• [Work required] Reproduce the listing exactly, with no pictures in your copy.

• [Provided data]
----

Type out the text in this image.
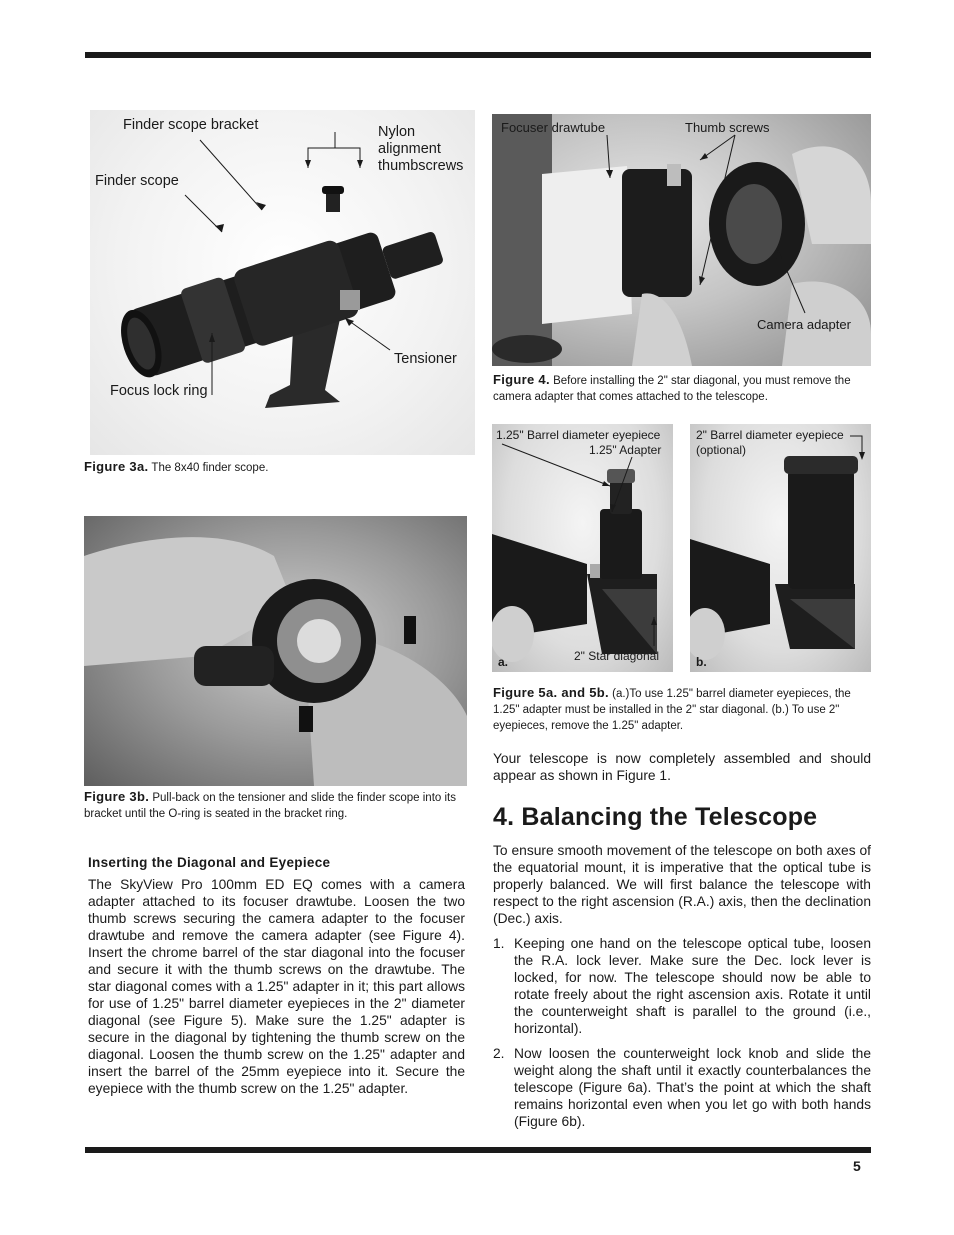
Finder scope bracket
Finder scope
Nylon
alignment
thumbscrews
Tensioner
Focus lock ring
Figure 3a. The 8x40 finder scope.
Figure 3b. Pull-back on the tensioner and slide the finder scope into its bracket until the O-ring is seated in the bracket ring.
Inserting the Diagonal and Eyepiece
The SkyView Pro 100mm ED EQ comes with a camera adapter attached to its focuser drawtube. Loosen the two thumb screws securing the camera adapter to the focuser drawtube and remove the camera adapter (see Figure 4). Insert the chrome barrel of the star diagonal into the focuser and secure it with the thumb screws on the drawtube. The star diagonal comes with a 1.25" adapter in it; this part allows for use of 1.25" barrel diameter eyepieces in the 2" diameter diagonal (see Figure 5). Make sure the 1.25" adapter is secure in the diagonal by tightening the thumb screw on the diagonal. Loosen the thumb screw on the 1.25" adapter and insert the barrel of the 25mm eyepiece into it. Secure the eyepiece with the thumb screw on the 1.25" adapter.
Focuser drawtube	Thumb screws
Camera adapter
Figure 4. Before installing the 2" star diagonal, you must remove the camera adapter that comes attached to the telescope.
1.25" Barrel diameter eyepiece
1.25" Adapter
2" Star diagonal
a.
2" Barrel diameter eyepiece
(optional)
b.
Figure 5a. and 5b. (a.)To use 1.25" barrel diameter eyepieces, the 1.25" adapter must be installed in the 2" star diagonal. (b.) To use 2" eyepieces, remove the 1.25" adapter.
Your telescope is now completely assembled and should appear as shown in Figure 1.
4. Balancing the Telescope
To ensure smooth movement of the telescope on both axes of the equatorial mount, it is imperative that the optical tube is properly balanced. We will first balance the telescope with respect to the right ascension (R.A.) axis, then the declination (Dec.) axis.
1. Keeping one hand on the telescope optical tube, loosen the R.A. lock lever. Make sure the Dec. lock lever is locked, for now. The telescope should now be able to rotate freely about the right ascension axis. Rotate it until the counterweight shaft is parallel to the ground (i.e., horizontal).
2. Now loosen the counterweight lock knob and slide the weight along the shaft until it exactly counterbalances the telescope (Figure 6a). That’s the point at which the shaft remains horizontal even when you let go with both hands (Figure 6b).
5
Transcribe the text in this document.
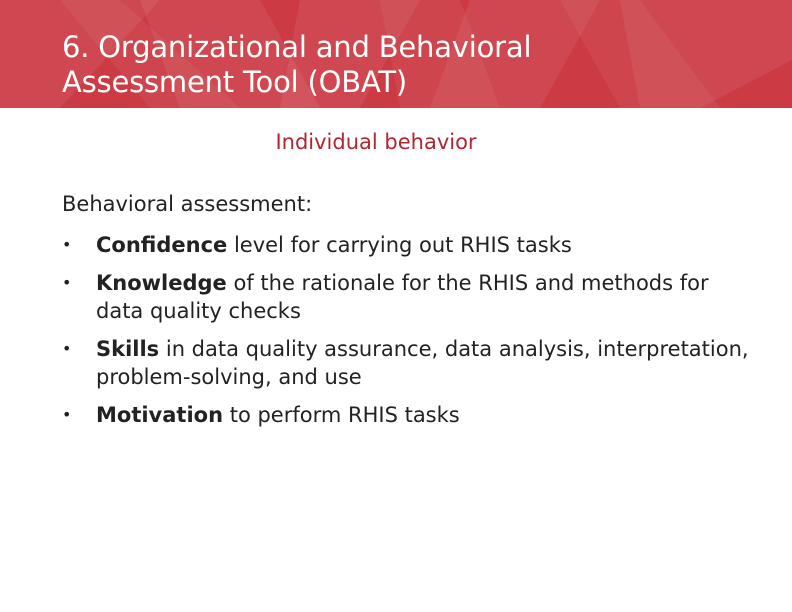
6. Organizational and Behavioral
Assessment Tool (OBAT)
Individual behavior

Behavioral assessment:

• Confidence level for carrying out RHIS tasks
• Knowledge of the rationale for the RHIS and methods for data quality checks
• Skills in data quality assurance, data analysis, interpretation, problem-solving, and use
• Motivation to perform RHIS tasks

----

• [Result]
Type out the text in this image.
Finder scope bracket
Finder scope
Nylon
alignment
thumbscrews
Tensioner
Focus lock ring
Figure 3a. The 8x40 finder scope.
Figure 3b. Pull-back on the tensioner and slide the finder scope into its bracket until the O-ring is seated in the bracket ring.
Inserting the Diagonal and Eyepiece
The SkyView Pro 100mm ED EQ comes with a camera adapter attached to its focuser drawtube. Loosen the two thumb screws securing the camera adapter to the focuser drawtube and remove the camera adapter (see Figure 4). Insert the chrome barrel of the star diagonal into the focuser and secure it with the thumb screws on the drawtube. The star diagonal comes with a 1.25" adapter in it; this part allows for use of 1.25" barrel diameter eyepieces in the 2" diameter diagonal (see Figure 5). Make sure the 1.25" adapter is secure in the diagonal by tightening the thumb screw on the diagonal. Loosen the thumb screw on the 1.25" adapter and insert the barrel of the 25mm eyepiece into it. Secure the eyepiece with the thumb screw on the 1.25" adapter.
Focuser drawtube	Thumb screws
Camera adapter
Figure 4. Before installing the 2" star diagonal, you must remove the camera adapter that comes attached to the telescope.
1.25" Barrel diameter eyepiece
1.25" Adapter
2" Star diagonal
a.
2" Barrel diameter eyepiece
(optional)
b.
Figure 5a. and 5b. (a.)To use 1.25" barrel diameter eyepieces, the 1.25" adapter must be installed in the 2" star diagonal. (b.) To use 2" eyepieces, remove the 1.25" adapter.
Your telescope is now completely assembled and should appear as shown in Figure 1.
4. Balancing the Telescope
To ensure smooth movement of the telescope on both axes of the equatorial mount, it is imperative that the optical tube is properly balanced. We will first balance the telescope with respect to the right ascension (R.A.) axis, then the declination (Dec.) axis.
1. Keeping one hand on the telescope optical tube, loosen the R.A. lock lever. Make sure the Dec. lock lever is locked, for now. The telescope should now be able to rotate freely about the right ascension axis. Rotate it until the counterweight shaft is parallel to the ground (i.e., horizontal).
2. Now loosen the counterweight lock knob and slide the weight along the shaft until it exactly counterbalances the telescope (Figure 6a). That’s the point at which the shaft remains horizontal even when you let go with both hands (Figure 6b).
5
Transcribe the text in this document.
6. Organizational and Behavioral
Assessment Tool (OBAT)
Individual behavior

Behavioral assessment:

• Confidence level for carrying out RHIS tasks
• Knowledge of the rationale for the RHIS and methods for data quality checks
• Skills in data quality assurance, data analysis, interpretation, problem-solving, and use
• Motivation to perform RHIS tasks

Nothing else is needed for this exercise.